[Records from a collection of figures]

________________________________________

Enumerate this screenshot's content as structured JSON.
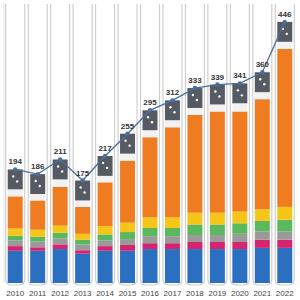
{
  "chart_data": {
    "type": "bar",
    "stacked": true,
    "data_labels": true,
    "tick_labels": "x",
    "grid": false,
    "categories": [
      "2010",
      "2011",
      "2012",
      "2013",
      "2014",
      "2015",
      "2016",
      "2017",
      "2018",
      "2019",
      "2020",
      "2021",
      "2022"
    ],
    "ylim": [
      0,
      480
    ],
    "series": [
      {
        "color": "#2a6fc0",
        "values": [
          55,
          55,
          58,
          50,
          55,
          55,
          58,
          58,
          58,
          58,
          58,
          60,
          60
        ]
      },
      {
        "color": "#d6246e",
        "values": [
          8,
          6,
          8,
          6,
          8,
          10,
          10,
          10,
          12,
          12,
          12,
          14,
          14
        ]
      },
      {
        "color": "#9a9a9a",
        "values": [
          10,
          10,
          10,
          10,
          10,
          10,
          12,
          12,
          12,
          12,
          14,
          14,
          14
        ]
      },
      {
        "color": "#5cb85c",
        "values": [
          8,
          8,
          10,
          8,
          10,
          12,
          14,
          14,
          18,
          18,
          18,
          18,
          20
        ]
      },
      {
        "color": "#f5c518",
        "values": [
          12,
          12,
          12,
          10,
          14,
          16,
          18,
          18,
          20,
          20,
          20,
          20,
          22
        ]
      },
      {
        "color": "#f07c22",
        "values": [
          55,
          50,
          66,
          46,
          75,
          106,
          137,
          154,
          167,
          173,
          171,
          188,
          270
        ]
      },
      {
        "color": "#f2f2f2",
        "values": [
          12,
          11,
          13,
          11,
          11,
          12,
          12,
          12,
          12,
          12,
          14,
          12,
          12
        ]
      },
      {
        "color": "#555a63",
        "values": [
          34,
          34,
          34,
          34,
          34,
          34,
          34,
          34,
          34,
          34,
          34,
          34,
          34
        ]
      },
      {
        "type": "line",
        "color": "#4a6f9c",
        "marker": "circle",
        "line_style": "solid",
        "values": [
          194,
          186,
          211,
          175,
          217,
          255,
          295,
          312,
          333,
          339,
          341,
          360,
          446
        ]
      }
    ]
  }
}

________________________________________

# WHAT IS REQUIRED:
Tell how many lines above contain the word "color". Give the number alone.

# COMPLETE OUTPUT:
9